THE TASK.
Reproduce each line from the records that holds "الحجم".

(Collection entries)
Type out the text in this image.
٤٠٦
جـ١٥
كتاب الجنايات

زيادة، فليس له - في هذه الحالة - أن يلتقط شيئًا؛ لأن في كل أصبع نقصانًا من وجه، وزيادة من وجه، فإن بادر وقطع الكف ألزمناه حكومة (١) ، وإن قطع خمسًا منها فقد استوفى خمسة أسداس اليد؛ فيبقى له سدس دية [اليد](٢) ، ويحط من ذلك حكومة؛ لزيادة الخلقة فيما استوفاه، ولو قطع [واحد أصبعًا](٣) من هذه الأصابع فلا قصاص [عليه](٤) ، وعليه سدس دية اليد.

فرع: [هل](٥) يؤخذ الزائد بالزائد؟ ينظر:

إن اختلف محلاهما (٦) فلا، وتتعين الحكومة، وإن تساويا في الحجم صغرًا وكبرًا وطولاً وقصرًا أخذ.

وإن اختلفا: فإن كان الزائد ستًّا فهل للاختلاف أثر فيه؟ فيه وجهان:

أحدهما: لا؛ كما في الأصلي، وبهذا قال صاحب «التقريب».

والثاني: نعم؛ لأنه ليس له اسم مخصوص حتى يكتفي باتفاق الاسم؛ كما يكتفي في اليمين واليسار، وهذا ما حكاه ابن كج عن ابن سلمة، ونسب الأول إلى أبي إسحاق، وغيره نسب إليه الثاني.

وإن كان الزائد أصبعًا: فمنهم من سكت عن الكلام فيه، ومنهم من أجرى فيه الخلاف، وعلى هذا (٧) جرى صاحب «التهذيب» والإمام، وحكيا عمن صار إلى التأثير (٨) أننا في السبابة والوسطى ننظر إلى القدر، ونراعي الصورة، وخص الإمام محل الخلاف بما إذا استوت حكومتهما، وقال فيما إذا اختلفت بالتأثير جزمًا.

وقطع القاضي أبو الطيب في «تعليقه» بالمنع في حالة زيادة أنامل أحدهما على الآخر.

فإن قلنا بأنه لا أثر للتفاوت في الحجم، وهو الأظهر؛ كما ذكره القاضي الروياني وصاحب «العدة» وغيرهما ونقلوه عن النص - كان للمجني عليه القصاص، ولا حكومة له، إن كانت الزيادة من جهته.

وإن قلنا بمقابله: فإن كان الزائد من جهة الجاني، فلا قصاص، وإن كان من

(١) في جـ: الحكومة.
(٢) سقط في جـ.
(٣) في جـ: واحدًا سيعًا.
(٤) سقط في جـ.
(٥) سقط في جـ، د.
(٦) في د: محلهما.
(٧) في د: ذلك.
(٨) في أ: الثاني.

COMPLETE ANSWER.
إن اختلف محلاهما (٦) فلا، وتتعين الحكومة، وإن تساويا في الحجم صغرًا وكبرًا وطولاً وقصرًا أخذ.
فإن قلنا بأنه لا أثر للتفاوت في الحجم، وهو الأظهر؛ كما ذكره القاضي الروياني وصاحب «العدة» وغيرهما ونقلوه عن النص - كان للمجني عليه القصاص، ولا حكومة له، إن كانت الزيادة من جهته.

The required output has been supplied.